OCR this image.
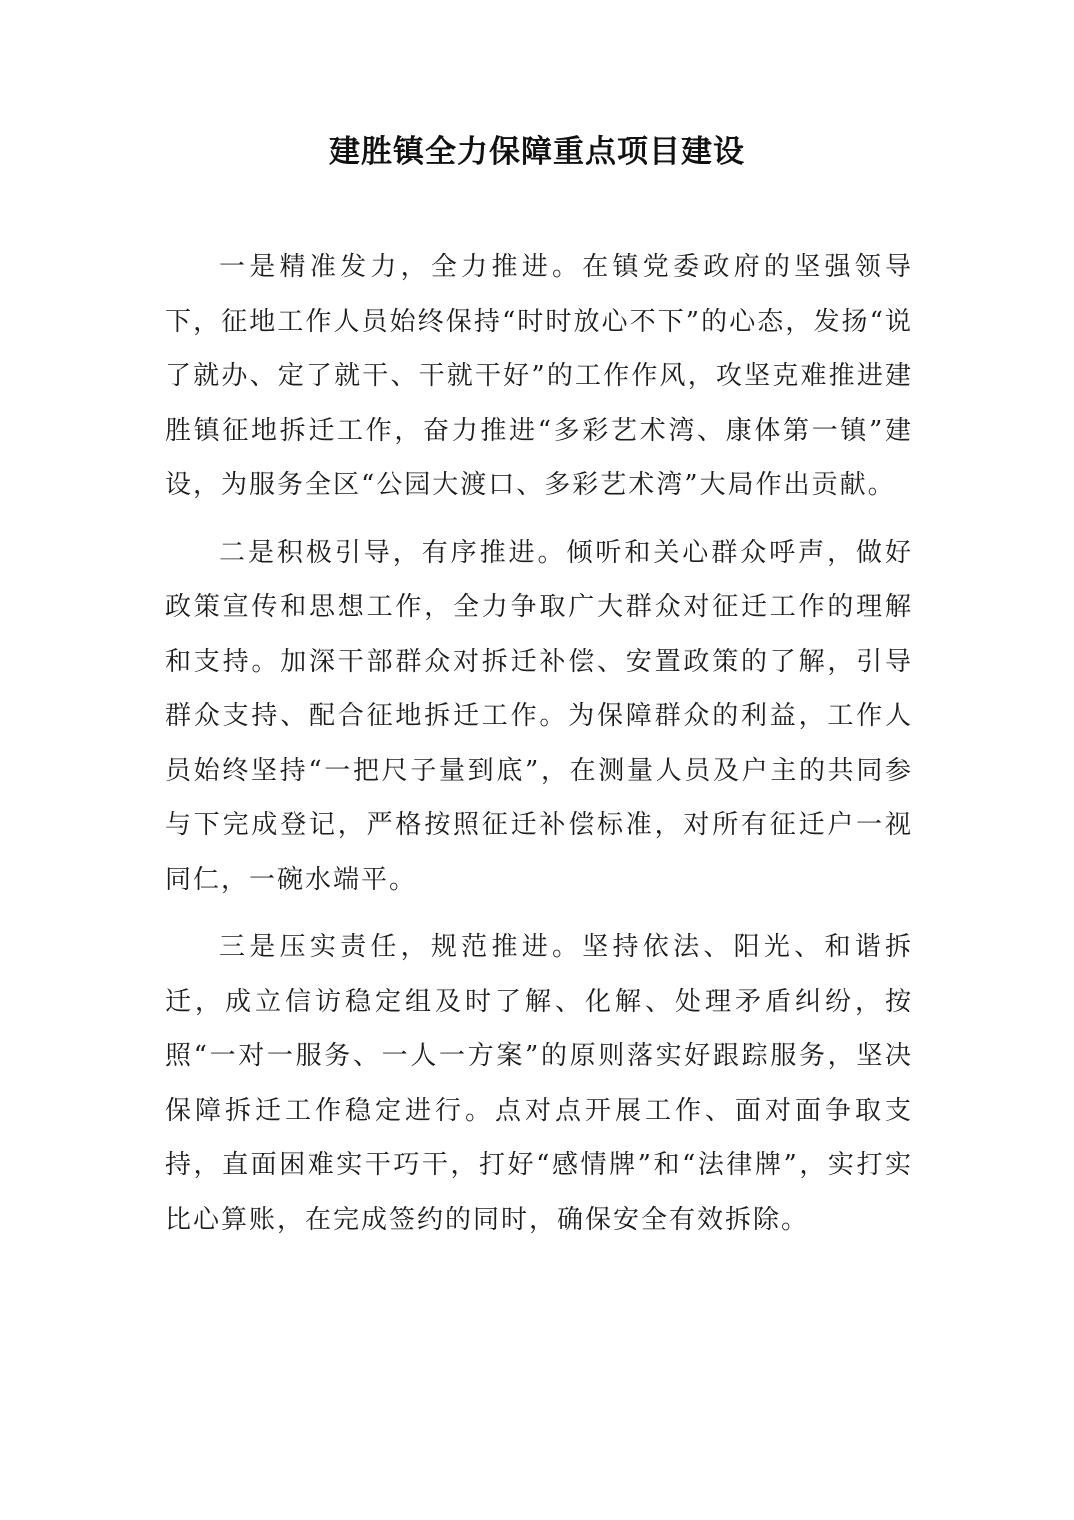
建胜镇全力保障重点项目建设

一是精准发力，全力推进。在镇党委政府的坚强领导下，征地工作人员始终保持“时时放心不下”的心态，发扬“说了就办、定了就干、干就干好”的工作作风，攻坚克难推进建胜镇征地拆迁工作，奋力推进“多彩艺术湾、康体第一镇”建设，为服务全区“公园大渡口、多彩艺术湾”大局作出贡献。

二是积极引导，有序推进。倾听和关心群众呼声，做好政策宣传和思想工作，全力争取广大群众对征迁工作的理解和支持。加深干部群众对拆迁补偿、安置政策的了解，引导群众支持、配合征地拆迁工作。为保障群众的利益，工作人员始终坚持“一把尺子量到底”，在测量人员及户主的共同参与下完成登记，严格按照征迁补偿标准，对所有征迁户一视同仁，一碗水端平。

三是压实责任，规范推进。坚持依法、阳光、和谐拆迁，成立信访稳定组及时了解、化解、处理矛盾纠纷，按照“一对一服务、一人一方案”的原则落实好跟踪服务，坚决保障拆迁工作稳定进行。点对点开展工作、面对面争取支持，直面困难实干巧干，打好“感情牌”和“法律牌”，实打实比心算账，在完成签约的同时，确保安全有效拆除。
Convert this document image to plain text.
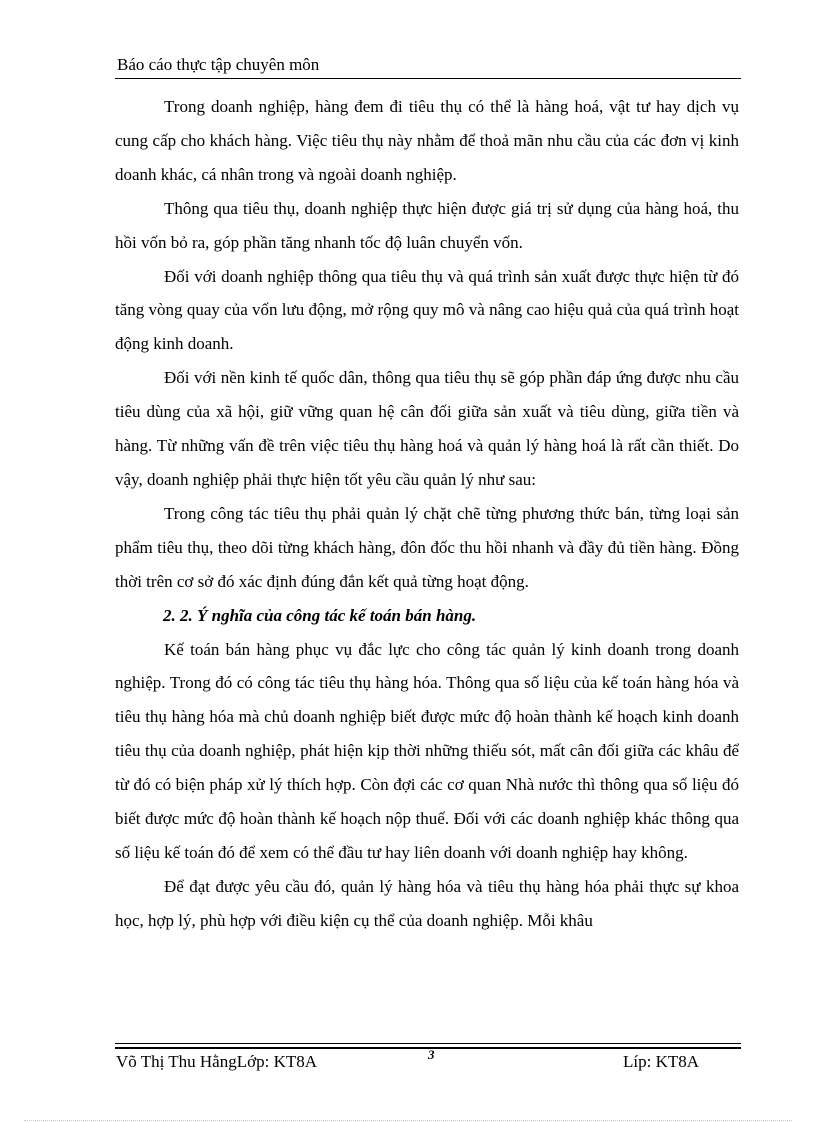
Báo cáo thực tập chuyên môn

Trong doanh nghiệp, hàng đem đi tiêu thụ có thể là hàng hoá, vật tư hay dịch vụ cung cấp cho khách hàng. Việc tiêu thụ này nhằm để thoả mãn nhu cầu của các đơn vị kinh doanh khác, cá nhân trong và ngoài doanh nghiệp.

Thông qua tiêu thụ, doanh nghiệp thực hiện được giá trị sử dụng của hàng hoá, thu hồi vốn bỏ ra, góp phần tăng nhanh tốc độ luân chuyển vốn.

Đối với doanh nghiệp thông qua tiêu thụ và quá trình sản xuất được thực hiện từ đó tăng vòng quay của vốn lưu động, mở rộng quy mô và nâng cao hiệu quả của quá trình hoạt động kinh doanh.

Đối với nền kinh tế quốc dân, thông qua tiêu thụ sẽ góp phần đáp ứng được nhu cầu tiêu dùng của xã hội, giữ vững quan hệ cân đối giữa sản xuất và tiêu dùng, giữa tiền và hàng. Từ những vấn đề trên việc tiêu thụ hàng hoá và quản lý hàng hoá là rất cần thiết. Do vậy, doanh nghiệp phải thực hiện tốt yêu cầu quản lý như sau:

Trong công tác tiêu thụ phải quản lý chặt chẽ từng phương thức bán, từng loại sản phẩm tiêu thụ, theo dõi từng khách hàng, đôn đốc thu hồi nhanh và đầy đủ tiền hàng. Đồng thời trên cơ sở đó xác định đúng đắn kết quả từng hoạt động.

2. 2. Ý nghĩa của công tác kế toán bán hàng.

Kế toán bán hàng phục vụ đắc lực cho công tác quản lý kinh doanh trong doanh nghiệp. Trong đó có công tác tiêu thụ hàng hóa. Thông qua số liệu của kế toán hàng hóa và tiêu thụ hàng hóa mà chủ doanh nghiệp biết được mức độ hoàn thành kế hoạch kinh doanh tiêu thụ của doanh nghiệp, phát hiện kịp thời những thiếu sót, mất cân đối giữa các khâu để từ đó có biện pháp xử lý thích hợp. Còn đợi các cơ quan Nhà nước thì thông qua số liệu đó biết được mức độ hoàn thành kế hoạch nộp thuế. Đối với các doanh nghiệp khác thông qua số liệu kế toán đó để xem có thể đầu tư hay liên doanh với doanh nghiệp hay không.

Để đạt được yêu cầu đó, quản lý hàng hóa và tiêu thụ hàng hóa phải thực sự khoa học, hợp lý, phù hợp với điều kiện cụ thể của doanh nghiệp. Mỗi khâu

Võ Thị Thu HằngLớp: KT8A	3	Líp: KT8A
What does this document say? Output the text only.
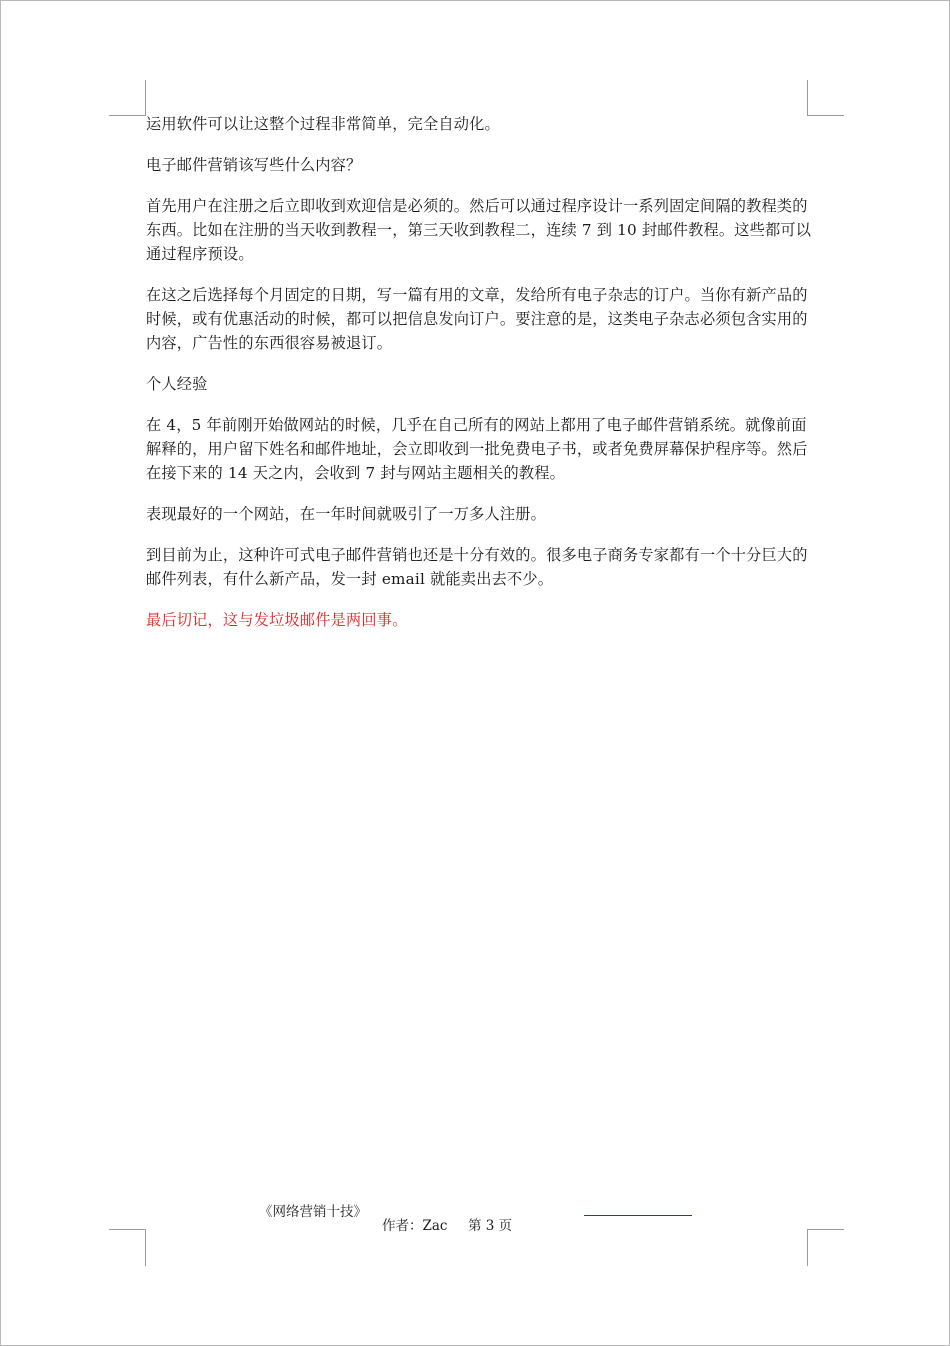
运用软件可以让这整个过程非常简单，完全自动化。

电子邮件营销该写些什么内容？

首先用户在注册之后立即收到欢迎信是必须的。然后可以通过程序设计一系列固定间隔的教程类的东西。比如在注册的当天收到教程一，第三天收到教程二，连续 7 到 10 封邮件教程。这些都可以通过程序预设。

在这之后选择每个月固定的日期，写一篇有用的文章，发给所有电子杂志的订户。当你有新产品的时候，或有优惠活动的时候，都可以把信息发向订户。要注意的是，这类电子杂志必须包含实用的内容，广告性的东西很容易被退订。

个人经验

在 4，5 年前刚开始做网站的时候，几乎在自己所有的网站上都用了电子邮件营销系统。就像前面解释的，用户留下姓名和邮件地址，会立即收到一批免费电子书，或者免费屏幕保护程序等。然后在接下来的 14 天之内，会收到 7 封与网站主题相关的教程。

表现最好的一个网站，在一年时间就吸引了一万多人注册。

到目前为止，这种许可式电子邮件营销也还是十分有效的。很多电子商务专家都有一个十分巨大的邮件列表，有什么新产品，发一封 email 就能卖出去不少。

最后切记，这与发垃圾邮件是两回事。

《网络营销十技》
作者：Zac 第 3 页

__What you need to do__:
Pictures excluded, copy exactly the lines running from the one with "What does this" through the last line of the material.

__Output below__:
What does this document say? Output the text only.
运用软件可以让这整个过程非常简单，完全自动化。

电子邮件营销该写些什么内容？

首先用户在注册之后立即收到欢迎信是必须的。然后可以通过程序设计一系列固定间隔的教程类的东西。比如在注册的当天收到教程一，第三天收到教程二，连续 7 到 10 封邮件教程。这些都可以通过程序预设。

在这之后选择每个月固定的日期，写一篇有用的文章，发给所有电子杂志的订户。当你有新产品的时候，或有优惠活动的时候，都可以把信息发向订户。要注意的是，这类电子杂志必须包含实用的内容，广告性的东西很容易被退订。

个人经验

在 4，5 年前刚开始做网站的时候，几乎在自己所有的网站上都用了电子邮件营销系统。就像前面解释的，用户留下姓名和邮件地址，会立即收到一批免费电子书，或者免费屏幕保护程序等。然后在接下来的 14 天之内，会收到 7 封与网站主题相关的教程。

表现最好的一个网站，在一年时间就吸引了一万多人注册。

到目前为止，这种许可式电子邮件营销也还是十分有效的。很多电子商务专家都有一个十分巨大的邮件列表，有什么新产品，发一封 email 就能卖出去不少。

最后切记，这与发垃圾邮件是两回事。

《网络营销十技》
作者：Zac 第 3 页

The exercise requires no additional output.